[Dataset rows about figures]
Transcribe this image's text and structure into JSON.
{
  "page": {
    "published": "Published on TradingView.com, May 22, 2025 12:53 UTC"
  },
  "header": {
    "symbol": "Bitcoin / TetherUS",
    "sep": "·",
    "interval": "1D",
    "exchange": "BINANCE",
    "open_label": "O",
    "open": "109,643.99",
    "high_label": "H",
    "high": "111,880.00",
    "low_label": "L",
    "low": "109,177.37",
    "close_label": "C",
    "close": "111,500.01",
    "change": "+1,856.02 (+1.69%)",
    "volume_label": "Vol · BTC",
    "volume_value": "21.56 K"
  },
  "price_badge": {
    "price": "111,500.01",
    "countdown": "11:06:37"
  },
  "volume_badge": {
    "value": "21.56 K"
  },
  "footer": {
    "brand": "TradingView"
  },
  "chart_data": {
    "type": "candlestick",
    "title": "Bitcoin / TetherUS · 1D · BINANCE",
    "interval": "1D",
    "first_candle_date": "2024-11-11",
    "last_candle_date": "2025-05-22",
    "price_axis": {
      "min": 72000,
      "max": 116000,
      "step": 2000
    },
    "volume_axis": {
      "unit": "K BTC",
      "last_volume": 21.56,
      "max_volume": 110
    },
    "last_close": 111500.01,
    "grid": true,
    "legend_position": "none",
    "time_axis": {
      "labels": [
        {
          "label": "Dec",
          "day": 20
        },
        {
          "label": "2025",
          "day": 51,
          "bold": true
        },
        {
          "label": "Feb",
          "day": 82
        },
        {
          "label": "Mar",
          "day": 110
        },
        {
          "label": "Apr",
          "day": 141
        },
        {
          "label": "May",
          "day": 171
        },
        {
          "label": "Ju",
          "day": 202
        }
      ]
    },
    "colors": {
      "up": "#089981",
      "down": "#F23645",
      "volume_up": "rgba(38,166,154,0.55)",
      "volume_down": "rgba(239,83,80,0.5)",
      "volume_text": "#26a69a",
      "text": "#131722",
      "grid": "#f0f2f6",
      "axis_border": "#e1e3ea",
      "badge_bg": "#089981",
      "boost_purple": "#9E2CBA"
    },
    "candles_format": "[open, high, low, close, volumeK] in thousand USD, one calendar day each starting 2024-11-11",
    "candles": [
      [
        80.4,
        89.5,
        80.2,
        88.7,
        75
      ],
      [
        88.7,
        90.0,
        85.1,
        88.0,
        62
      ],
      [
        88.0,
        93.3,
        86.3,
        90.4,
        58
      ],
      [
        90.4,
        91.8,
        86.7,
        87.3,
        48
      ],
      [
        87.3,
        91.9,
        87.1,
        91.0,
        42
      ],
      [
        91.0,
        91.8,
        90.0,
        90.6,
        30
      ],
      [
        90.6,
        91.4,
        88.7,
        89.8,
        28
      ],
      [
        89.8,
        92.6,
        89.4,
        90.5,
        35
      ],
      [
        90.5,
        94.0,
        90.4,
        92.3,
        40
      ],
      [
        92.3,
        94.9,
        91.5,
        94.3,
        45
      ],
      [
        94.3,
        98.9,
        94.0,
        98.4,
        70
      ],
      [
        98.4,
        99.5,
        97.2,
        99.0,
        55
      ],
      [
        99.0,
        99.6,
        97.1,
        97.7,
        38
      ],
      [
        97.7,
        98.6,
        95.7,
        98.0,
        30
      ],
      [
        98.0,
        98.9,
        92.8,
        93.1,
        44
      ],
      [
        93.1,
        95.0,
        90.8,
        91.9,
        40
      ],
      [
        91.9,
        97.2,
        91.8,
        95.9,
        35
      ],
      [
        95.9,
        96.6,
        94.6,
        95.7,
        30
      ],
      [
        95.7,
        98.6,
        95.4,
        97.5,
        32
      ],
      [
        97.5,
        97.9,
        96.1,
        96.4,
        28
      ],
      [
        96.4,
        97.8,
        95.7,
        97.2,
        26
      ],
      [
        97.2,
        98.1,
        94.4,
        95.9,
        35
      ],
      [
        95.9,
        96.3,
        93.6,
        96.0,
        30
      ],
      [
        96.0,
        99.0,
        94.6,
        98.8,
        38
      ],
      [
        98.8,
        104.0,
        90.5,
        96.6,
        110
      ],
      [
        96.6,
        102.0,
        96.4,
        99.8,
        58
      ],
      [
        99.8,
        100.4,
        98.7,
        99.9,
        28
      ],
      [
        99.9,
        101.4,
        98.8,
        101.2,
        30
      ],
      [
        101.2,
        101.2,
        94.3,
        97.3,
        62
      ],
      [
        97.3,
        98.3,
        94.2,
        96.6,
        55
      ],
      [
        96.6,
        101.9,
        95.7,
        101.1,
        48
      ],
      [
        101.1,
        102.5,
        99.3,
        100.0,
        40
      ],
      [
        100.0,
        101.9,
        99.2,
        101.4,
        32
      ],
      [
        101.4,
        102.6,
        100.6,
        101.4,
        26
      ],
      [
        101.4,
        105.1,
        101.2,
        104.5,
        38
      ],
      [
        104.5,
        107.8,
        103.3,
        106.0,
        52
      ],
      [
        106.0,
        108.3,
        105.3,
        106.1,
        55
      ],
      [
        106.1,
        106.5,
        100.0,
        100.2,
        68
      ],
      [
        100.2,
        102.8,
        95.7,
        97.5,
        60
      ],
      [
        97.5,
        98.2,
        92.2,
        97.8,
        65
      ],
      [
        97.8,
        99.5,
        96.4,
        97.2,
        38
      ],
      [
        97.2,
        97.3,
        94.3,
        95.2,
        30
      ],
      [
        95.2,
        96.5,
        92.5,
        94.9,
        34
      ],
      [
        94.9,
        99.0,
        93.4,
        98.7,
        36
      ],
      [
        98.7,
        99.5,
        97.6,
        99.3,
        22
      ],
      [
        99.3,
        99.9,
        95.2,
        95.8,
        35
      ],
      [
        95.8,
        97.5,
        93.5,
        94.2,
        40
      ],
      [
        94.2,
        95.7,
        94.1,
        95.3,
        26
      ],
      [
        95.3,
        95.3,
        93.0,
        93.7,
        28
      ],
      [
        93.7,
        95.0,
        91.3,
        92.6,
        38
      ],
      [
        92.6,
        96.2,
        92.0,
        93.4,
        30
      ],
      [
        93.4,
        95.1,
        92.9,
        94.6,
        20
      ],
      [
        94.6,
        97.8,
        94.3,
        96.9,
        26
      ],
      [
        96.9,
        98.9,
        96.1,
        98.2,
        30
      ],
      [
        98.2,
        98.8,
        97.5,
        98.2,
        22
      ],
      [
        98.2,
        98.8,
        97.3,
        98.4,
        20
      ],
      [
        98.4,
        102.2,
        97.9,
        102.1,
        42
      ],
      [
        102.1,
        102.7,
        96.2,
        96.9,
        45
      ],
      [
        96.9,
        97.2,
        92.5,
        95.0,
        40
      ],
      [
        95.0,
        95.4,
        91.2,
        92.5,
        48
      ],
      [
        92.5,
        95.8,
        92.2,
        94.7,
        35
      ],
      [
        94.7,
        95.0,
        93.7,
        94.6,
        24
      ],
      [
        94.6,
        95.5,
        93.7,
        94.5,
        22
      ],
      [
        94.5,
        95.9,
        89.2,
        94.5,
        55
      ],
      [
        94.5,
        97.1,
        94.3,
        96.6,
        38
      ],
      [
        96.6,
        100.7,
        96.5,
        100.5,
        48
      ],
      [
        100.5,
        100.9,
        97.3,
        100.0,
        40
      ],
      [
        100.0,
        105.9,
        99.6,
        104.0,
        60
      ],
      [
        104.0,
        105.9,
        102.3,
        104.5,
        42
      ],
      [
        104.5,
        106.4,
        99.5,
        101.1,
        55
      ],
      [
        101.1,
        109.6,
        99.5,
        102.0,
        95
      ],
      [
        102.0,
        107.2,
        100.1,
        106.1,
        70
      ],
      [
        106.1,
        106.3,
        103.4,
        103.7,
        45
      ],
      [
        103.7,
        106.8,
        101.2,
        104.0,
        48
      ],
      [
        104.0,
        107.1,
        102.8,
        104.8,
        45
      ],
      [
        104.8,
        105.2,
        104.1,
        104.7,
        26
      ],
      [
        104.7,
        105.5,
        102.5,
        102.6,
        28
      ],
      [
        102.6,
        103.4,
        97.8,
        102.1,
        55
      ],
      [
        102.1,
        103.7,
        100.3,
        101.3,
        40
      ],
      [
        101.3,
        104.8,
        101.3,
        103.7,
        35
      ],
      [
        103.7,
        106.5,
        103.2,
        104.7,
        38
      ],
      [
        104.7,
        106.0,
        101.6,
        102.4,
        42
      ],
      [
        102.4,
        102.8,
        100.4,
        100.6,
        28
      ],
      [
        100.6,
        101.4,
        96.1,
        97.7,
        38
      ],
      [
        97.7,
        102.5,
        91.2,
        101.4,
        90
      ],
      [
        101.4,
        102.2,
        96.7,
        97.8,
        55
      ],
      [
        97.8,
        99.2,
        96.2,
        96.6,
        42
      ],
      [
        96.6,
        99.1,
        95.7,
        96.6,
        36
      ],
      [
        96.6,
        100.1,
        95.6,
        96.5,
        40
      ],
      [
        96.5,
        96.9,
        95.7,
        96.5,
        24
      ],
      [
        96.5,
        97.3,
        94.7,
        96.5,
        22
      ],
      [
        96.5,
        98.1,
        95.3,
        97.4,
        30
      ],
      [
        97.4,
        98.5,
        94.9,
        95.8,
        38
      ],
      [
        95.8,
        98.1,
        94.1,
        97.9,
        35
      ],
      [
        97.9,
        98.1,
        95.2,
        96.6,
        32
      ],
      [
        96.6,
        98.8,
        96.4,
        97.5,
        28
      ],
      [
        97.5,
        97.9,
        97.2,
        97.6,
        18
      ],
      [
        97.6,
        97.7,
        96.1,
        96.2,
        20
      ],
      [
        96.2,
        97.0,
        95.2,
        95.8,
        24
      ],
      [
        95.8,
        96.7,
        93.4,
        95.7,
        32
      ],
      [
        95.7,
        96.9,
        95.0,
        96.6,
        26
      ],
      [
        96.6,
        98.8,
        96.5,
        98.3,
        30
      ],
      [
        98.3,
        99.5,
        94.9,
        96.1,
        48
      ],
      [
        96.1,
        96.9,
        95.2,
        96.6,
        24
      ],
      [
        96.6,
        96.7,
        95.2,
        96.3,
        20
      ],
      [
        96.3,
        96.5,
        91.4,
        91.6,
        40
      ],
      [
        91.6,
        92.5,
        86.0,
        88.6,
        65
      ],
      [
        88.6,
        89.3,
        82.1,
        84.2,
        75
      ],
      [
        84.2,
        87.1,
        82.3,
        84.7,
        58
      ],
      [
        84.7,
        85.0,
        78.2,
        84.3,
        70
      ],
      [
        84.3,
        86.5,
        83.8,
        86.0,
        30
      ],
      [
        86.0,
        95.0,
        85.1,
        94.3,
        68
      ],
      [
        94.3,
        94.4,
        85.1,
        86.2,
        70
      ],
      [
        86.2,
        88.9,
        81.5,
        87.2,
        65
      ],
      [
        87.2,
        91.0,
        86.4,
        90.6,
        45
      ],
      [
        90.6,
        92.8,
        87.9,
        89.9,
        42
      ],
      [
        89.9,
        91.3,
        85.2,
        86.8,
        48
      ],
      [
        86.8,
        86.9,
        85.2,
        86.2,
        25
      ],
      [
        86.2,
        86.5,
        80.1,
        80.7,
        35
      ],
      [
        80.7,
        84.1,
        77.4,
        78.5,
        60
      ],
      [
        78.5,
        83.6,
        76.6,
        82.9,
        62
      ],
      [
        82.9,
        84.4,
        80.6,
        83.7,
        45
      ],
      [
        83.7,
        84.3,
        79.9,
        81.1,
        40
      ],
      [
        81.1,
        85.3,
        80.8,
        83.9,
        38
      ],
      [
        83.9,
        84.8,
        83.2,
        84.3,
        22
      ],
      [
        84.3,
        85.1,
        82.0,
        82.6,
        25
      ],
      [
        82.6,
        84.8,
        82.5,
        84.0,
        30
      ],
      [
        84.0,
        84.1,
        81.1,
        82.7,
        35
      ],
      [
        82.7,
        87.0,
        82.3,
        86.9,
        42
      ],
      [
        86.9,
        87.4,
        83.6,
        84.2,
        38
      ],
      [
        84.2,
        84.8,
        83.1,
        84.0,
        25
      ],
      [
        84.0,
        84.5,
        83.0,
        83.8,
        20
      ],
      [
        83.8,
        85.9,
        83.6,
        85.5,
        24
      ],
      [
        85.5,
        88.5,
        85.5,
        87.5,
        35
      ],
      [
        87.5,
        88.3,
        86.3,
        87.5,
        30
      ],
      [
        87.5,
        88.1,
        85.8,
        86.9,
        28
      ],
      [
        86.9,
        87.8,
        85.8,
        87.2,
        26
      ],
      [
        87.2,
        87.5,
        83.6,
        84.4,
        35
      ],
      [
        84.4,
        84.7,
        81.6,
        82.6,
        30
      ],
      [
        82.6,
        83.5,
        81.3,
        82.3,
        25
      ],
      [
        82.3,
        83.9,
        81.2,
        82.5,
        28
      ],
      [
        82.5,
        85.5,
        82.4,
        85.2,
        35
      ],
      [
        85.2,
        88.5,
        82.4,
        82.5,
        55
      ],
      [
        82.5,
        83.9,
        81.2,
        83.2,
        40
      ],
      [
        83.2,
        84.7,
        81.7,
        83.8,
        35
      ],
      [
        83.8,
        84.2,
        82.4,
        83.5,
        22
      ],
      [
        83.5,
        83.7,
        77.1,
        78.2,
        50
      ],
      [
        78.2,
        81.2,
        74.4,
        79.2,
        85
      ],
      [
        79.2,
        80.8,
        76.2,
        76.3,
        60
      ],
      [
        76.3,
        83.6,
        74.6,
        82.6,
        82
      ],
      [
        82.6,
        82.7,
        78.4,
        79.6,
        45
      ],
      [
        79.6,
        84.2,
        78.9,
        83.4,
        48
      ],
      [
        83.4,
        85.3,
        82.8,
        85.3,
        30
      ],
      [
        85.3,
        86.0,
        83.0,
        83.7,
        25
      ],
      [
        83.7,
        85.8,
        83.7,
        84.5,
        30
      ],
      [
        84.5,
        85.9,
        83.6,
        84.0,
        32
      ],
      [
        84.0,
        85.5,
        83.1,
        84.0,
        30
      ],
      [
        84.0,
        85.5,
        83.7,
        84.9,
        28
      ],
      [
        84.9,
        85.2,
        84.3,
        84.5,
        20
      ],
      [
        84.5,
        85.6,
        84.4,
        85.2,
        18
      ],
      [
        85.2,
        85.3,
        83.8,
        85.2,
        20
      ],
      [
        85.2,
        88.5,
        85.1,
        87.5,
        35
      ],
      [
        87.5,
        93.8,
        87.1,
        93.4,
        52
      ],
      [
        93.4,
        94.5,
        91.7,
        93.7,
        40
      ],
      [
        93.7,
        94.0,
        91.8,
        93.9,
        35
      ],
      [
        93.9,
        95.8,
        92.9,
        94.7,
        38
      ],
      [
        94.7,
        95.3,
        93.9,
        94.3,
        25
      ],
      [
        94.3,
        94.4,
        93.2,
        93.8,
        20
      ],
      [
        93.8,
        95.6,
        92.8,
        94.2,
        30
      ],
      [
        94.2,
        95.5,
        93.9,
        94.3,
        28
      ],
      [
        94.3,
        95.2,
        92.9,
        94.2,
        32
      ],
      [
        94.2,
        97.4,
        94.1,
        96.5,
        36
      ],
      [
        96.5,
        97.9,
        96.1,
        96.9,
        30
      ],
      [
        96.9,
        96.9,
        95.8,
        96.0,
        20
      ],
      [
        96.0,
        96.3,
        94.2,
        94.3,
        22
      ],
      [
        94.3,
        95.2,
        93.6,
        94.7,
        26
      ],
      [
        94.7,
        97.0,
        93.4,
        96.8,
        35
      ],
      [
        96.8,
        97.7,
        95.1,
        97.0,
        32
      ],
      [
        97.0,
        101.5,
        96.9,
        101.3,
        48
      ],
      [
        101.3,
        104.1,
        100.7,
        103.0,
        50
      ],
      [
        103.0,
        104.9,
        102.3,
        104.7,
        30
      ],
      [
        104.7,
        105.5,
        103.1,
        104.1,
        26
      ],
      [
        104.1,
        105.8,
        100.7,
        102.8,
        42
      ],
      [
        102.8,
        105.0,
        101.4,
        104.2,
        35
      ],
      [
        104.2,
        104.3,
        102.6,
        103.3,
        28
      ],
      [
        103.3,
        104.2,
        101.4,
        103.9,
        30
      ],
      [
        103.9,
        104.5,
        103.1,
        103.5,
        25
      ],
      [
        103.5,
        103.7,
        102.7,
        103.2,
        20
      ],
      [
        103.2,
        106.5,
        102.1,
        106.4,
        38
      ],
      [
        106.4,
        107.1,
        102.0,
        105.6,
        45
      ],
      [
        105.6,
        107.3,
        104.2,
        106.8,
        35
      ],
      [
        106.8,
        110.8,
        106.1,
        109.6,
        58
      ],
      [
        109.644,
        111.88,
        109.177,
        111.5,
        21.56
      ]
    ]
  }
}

== AIM OF THE TASK ==
Lines holding the word "BINANCE" should be counted across the entries; state only how many there are.

== OUTPUT OF THE TASK ==
2